§ Required work
What follows is a set of entries. Give them again exactly, without the pictures.
-- START OF Records for processing --
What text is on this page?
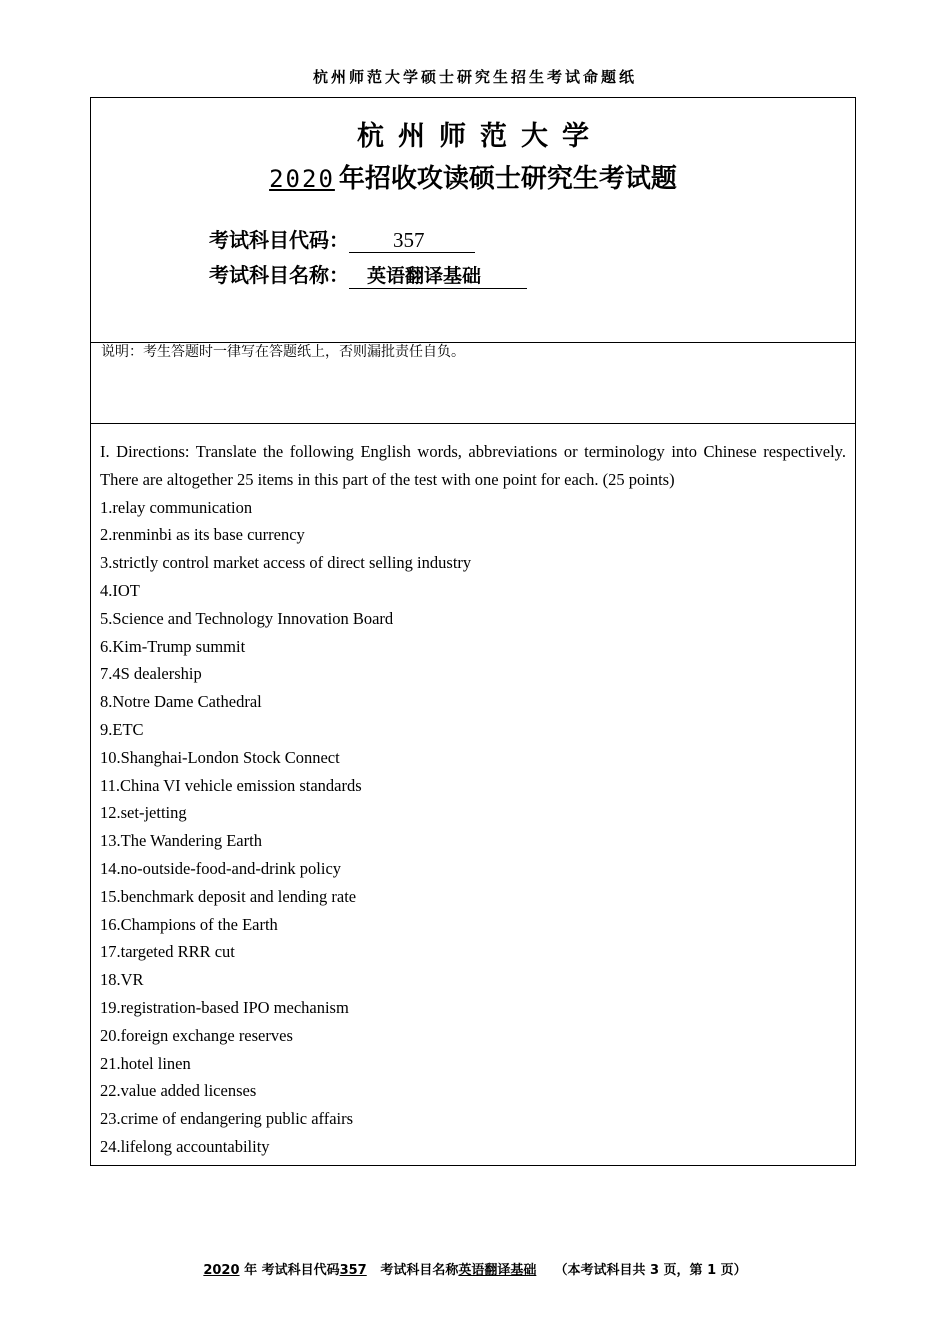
杭州师范大学硕士研究生招生考试命题纸
杭州师范大学
2020 年招收攻读硕士研究生考试题
考试科目代码： 357
考试科目名称： 英语翻译基础

说明：考生答题时一律写在答题纸上，否则漏批责任自负。

I. Directions: Translate the following English words, abbreviations or terminology into Chinese respectively. There are altogether 25 items in this part of the test with one point for each. (25 points)

1.relay communication
2.renminbi as its base currency
3.strictly control market access of direct selling industry
4.IOT
5.Science and Technology Innovation Board
6.Kim-Trump summit
7.4S dealership
8.Notre Dame Cathedral
9.ETC
10.Shanghai-London Stock Connect
11.China VI vehicle emission standards
12.set-jetting
13.The Wandering Earth
14.no-outside-food-and-drink policy
15.benchmark deposit and lending rate
16.Champions of the Earth
17.targeted RRR cut
18.VR
19.registration-based IPO mechanism
20.foreign exchange reserves
21.hotel linen
22.value added licenses
23.crime of endangering public affairs
24.lifelong accountability
2020 年 考试科目代码357 考试科目名称英语翻译基础 （本考试科目共 3 页，第 1 页）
-- END OF Records for processing --
§ Solution to the exercise
What text is on this page?
杭州师范大学硕士研究生招生考试命题纸
杭州师范大学
2020 年招收攻读硕士研究生考试题
考试科目代码： 357
考试科目名称： 英语翻译基础

说明：考生答题时一律写在答题纸上，否则漏批责任自负。

I. Directions: Translate the following English words, abbreviations or terminology into Chinese respectively. There are altogether 25 items in this part of the test with one point for each. (25 points)

1.relay communication
2.renminbi as its base currency
3.strictly control market access of direct selling industry
4.IOT
5.Science and Technology Innovation Board
6.Kim-Trump summit
7.4S dealership
8.Notre Dame Cathedral
9.ETC
10.Shanghai-London Stock Connect
11.China VI vehicle emission standards
12.set-jetting
13.The Wandering Earth
14.no-outside-food-and-drink policy
15.benchmark deposit and lending rate
16.Champions of the Earth
17.targeted RRR cut
18.VR
19.registration-based IPO mechanism
20.foreign exchange reserves
21.hotel linen
22.value added licenses
23.crime of endangering public affairs
24.lifelong accountability
2020 年 考试科目代码357 考试科目名称英语翻译基础 （本考试科目共 3 页，第 1 页）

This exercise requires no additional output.